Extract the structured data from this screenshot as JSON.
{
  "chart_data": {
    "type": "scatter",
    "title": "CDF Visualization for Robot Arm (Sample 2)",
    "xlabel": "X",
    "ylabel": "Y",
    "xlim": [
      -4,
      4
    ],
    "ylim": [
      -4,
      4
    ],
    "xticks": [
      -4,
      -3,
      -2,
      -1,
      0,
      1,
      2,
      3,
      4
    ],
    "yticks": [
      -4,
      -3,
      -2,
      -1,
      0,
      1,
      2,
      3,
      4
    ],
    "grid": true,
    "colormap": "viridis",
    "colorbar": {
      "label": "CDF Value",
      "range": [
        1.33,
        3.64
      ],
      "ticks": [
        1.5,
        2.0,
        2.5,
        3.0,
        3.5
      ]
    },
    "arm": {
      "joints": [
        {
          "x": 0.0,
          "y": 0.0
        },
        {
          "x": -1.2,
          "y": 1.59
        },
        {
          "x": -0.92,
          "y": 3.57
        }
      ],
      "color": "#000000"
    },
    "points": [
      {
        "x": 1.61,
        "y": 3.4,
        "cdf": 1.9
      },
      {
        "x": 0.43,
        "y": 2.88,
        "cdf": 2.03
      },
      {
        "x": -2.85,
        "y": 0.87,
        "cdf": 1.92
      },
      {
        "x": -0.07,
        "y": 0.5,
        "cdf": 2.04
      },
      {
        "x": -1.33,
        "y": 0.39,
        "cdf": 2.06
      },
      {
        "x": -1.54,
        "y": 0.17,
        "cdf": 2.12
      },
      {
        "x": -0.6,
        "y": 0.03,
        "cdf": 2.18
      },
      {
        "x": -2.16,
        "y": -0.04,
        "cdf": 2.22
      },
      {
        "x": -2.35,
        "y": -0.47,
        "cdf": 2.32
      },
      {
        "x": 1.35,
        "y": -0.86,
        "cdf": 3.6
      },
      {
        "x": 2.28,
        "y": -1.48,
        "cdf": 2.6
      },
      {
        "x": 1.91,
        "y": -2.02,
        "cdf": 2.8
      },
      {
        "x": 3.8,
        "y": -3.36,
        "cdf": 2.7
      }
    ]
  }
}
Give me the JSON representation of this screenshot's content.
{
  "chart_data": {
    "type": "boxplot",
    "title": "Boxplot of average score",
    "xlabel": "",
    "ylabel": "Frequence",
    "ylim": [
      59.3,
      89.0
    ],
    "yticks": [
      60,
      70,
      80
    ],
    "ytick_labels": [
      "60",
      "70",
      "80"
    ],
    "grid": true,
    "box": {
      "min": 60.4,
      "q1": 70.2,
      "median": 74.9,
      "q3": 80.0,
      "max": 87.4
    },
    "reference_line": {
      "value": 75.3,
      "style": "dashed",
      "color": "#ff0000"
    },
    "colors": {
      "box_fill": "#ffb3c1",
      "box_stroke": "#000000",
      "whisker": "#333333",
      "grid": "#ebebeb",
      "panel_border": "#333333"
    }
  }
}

------

Stated problem ->
From the records above, how many lines include the word "title"? Only the number is wanted.

Worked solution ->
2